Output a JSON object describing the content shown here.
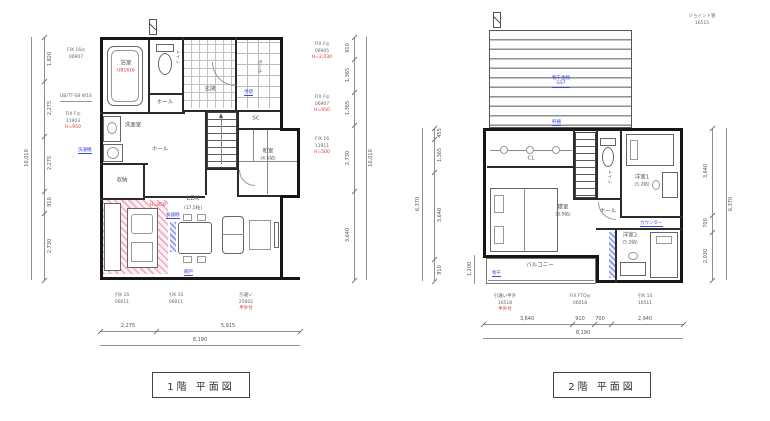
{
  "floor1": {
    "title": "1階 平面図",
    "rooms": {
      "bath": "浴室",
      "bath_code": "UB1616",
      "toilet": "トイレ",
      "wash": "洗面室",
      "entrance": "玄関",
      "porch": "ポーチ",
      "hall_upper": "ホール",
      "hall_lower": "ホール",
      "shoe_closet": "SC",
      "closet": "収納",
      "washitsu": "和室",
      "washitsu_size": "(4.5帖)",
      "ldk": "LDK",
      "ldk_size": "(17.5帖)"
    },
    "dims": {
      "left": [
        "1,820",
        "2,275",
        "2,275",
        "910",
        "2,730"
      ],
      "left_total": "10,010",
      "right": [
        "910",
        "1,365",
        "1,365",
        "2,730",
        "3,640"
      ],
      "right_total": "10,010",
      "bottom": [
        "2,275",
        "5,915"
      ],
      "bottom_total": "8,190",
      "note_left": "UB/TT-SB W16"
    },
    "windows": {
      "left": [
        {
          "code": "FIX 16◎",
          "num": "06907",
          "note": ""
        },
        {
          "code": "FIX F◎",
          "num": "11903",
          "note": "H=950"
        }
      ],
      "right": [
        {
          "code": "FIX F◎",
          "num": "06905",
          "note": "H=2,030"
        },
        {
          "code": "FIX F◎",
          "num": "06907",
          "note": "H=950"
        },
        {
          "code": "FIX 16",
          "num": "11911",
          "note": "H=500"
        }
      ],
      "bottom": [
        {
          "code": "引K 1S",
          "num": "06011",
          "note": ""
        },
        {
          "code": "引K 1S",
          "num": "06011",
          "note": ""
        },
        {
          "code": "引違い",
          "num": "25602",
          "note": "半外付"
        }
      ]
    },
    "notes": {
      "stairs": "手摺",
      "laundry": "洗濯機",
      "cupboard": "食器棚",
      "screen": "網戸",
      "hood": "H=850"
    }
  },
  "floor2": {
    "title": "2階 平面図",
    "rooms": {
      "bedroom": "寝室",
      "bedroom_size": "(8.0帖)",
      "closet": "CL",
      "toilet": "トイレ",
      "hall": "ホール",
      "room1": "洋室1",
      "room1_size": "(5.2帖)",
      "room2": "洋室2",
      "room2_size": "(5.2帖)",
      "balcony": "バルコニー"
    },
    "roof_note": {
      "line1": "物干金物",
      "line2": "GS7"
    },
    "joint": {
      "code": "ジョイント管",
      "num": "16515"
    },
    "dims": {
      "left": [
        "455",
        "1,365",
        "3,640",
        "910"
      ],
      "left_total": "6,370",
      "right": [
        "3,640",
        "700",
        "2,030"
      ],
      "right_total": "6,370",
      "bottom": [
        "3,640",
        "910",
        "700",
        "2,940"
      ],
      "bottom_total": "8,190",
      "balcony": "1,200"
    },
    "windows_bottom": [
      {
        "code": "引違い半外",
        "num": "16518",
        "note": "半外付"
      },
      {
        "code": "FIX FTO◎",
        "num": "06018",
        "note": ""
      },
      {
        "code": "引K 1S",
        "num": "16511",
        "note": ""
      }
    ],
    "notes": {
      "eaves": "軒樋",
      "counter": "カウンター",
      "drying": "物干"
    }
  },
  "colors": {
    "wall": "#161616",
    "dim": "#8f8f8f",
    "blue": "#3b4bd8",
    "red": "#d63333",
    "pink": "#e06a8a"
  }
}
######
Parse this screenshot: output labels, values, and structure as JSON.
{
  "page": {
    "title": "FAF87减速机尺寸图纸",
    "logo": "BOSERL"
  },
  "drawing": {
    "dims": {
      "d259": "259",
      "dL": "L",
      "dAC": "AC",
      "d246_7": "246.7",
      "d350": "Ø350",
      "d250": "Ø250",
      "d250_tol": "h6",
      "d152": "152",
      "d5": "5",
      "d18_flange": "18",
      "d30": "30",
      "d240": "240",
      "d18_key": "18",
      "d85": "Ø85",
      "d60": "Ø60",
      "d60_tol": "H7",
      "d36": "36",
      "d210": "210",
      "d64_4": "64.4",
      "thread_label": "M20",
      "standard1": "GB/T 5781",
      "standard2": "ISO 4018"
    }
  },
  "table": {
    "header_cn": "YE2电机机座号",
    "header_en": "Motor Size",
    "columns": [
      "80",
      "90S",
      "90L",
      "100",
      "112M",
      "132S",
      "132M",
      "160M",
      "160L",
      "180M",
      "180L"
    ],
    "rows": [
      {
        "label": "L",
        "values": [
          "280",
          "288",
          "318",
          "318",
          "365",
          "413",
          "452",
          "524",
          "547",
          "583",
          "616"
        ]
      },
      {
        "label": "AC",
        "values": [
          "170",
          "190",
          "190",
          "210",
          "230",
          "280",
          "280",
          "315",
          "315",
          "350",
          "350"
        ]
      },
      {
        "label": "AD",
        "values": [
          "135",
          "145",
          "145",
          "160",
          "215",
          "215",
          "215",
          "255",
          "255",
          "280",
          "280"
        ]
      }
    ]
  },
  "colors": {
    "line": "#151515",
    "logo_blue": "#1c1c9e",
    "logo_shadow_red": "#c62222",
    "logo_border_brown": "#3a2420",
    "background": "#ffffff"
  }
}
######
— Goal —
Filter the entries down to the lines containing "JSON". Copy each of those lines.

— Correct result —
Output a JSON object describing the content shown here.
Parse this screenshot: output labels, values, and structure as JSON.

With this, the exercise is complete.